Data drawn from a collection
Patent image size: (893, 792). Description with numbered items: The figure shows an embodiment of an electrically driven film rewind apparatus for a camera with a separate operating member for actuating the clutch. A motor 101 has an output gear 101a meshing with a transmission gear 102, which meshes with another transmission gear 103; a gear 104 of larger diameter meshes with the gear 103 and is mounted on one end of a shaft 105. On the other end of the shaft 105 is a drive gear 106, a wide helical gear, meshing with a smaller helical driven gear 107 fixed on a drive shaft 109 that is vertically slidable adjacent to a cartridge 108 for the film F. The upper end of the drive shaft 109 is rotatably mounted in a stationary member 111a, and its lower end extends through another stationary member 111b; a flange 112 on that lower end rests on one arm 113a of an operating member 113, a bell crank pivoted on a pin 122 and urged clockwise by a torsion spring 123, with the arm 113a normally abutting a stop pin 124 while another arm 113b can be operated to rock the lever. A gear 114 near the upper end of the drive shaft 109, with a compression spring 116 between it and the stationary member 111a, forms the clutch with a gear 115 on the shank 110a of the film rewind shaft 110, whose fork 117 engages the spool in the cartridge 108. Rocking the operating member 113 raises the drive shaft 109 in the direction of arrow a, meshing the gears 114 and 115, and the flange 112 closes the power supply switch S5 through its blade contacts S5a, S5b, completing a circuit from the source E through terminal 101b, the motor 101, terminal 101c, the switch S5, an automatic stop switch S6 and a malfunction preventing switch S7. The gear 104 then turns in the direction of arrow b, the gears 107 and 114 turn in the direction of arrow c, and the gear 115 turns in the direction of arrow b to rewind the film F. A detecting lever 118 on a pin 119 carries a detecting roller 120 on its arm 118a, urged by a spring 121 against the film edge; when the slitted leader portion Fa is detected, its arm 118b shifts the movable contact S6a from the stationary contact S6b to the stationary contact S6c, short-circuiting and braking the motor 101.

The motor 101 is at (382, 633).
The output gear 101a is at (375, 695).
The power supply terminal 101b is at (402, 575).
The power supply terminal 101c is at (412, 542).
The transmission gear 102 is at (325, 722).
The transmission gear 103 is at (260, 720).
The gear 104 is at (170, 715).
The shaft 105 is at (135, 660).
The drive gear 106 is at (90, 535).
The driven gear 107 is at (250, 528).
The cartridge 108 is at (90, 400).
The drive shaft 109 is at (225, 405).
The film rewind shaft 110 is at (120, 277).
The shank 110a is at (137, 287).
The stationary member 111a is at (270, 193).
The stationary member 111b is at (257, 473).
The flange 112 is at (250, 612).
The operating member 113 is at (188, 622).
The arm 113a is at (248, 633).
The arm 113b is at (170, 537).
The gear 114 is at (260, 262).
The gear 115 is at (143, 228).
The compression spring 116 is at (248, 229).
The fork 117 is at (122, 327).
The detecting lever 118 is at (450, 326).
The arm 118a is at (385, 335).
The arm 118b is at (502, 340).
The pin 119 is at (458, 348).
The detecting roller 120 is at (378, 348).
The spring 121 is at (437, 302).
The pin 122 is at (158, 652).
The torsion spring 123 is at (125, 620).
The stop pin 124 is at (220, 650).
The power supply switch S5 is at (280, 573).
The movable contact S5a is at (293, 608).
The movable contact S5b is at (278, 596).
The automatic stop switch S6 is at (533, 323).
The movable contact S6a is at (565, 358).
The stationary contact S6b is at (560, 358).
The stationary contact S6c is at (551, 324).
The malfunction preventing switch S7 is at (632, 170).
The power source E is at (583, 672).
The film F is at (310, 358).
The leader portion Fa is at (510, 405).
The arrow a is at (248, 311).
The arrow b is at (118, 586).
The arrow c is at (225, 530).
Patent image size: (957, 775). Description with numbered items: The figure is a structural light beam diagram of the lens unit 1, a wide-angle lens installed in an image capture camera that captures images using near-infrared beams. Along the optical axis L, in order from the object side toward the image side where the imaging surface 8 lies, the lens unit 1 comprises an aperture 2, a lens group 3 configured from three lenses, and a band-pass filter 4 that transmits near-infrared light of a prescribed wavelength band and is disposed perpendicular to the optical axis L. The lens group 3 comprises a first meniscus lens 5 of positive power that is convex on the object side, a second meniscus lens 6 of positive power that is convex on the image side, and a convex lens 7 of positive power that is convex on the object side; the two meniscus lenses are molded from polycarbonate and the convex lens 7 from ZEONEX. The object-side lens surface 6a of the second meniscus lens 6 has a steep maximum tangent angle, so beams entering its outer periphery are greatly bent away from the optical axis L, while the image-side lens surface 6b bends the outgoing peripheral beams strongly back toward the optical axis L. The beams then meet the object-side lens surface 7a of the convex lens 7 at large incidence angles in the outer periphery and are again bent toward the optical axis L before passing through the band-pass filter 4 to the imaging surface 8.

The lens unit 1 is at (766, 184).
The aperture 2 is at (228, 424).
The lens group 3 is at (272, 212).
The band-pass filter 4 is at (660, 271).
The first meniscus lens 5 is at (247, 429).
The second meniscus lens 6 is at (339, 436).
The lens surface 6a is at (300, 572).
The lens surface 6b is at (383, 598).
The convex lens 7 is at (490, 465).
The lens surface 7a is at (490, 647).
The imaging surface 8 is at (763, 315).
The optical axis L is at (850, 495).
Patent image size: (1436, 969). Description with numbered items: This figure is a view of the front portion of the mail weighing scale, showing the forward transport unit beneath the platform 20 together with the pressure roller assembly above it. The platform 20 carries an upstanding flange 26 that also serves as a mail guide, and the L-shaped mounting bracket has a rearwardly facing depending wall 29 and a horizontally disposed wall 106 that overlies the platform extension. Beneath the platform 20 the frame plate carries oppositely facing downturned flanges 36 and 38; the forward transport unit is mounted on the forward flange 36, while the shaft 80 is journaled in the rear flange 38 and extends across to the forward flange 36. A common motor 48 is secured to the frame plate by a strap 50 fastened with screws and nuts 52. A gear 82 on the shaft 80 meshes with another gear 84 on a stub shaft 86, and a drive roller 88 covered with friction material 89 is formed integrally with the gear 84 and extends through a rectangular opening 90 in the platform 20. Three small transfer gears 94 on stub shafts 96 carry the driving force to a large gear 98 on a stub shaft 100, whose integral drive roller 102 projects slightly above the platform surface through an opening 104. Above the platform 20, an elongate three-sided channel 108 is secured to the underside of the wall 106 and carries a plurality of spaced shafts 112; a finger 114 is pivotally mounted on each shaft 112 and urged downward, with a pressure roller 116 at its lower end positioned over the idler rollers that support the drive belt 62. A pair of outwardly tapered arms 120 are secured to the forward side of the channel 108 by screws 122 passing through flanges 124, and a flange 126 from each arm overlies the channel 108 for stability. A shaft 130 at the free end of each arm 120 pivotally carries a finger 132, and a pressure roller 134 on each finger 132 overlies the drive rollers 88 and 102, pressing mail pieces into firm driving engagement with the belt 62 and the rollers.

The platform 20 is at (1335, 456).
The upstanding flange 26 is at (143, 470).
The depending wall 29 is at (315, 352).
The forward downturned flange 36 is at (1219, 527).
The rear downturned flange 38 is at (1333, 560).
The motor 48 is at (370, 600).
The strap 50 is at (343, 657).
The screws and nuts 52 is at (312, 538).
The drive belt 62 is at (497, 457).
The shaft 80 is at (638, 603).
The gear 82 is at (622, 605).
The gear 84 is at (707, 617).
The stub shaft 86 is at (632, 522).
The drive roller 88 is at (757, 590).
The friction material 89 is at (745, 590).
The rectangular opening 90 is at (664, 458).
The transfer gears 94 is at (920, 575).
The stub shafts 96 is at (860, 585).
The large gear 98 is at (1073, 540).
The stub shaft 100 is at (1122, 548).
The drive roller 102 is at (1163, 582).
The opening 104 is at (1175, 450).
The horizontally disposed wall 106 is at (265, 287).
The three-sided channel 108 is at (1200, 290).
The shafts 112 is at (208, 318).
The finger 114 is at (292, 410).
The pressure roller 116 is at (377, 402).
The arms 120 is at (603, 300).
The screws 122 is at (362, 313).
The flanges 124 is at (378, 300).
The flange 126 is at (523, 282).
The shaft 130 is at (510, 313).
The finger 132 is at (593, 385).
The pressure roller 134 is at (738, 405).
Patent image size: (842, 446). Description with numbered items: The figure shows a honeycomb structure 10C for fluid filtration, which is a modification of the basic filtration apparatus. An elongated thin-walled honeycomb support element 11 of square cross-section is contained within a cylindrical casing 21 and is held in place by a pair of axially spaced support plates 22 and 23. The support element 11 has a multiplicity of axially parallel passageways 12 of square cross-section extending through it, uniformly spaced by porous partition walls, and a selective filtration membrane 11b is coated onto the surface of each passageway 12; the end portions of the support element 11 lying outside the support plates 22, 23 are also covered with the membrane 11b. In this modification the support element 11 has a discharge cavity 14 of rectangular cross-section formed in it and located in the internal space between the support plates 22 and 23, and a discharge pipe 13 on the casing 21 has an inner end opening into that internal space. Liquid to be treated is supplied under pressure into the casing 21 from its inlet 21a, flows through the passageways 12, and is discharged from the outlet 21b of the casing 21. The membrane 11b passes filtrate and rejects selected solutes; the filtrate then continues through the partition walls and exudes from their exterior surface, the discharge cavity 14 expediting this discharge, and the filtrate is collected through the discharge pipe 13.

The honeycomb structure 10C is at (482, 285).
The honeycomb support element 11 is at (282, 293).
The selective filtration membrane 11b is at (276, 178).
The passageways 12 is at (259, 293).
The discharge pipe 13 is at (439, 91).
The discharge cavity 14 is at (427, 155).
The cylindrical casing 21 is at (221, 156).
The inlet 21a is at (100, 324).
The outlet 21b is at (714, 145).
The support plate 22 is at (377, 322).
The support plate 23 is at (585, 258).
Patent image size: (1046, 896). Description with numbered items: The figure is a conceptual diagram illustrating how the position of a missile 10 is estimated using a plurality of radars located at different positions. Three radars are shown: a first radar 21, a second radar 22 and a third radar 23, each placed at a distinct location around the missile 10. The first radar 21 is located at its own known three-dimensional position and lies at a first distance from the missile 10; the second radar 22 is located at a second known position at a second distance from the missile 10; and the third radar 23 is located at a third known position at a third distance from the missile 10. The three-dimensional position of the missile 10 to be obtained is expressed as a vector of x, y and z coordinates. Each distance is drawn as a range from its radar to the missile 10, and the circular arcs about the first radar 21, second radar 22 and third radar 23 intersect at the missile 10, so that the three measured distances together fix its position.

### SET PROBLEM
Gather each line above that contains the word "arcs", and reproduce every such line in full.

### RESULT OF THIS EXERCISE
Patent image size: (1046, 896). Description with numbered items: The figure is a conceptual diagram illustrating how the position of a missile 10 is estimated using a plurality of radars located at different positions. Three radars are shown: a first radar 21, a second radar 22 and a third radar 23, each placed at a distinct location around the missile 10. The first radar 21 is located at its own known three-dimensional position and lies at a first distance from the missile 10; the second radar 22 is located at a second known position at a second distance from the missile 10; and the third radar 23 is located at a third known position at a third distance from the missile 10. The three-dimensional position of the missile 10 to be obtained is expressed as a vector of x, y and z coordinates. Each distance is drawn as a range from its radar to the missile 10, and the circular arcs about the first radar 21, second radar 22 and third radar 23 intersect at the missile 10, so that the three measured distances together fix its position.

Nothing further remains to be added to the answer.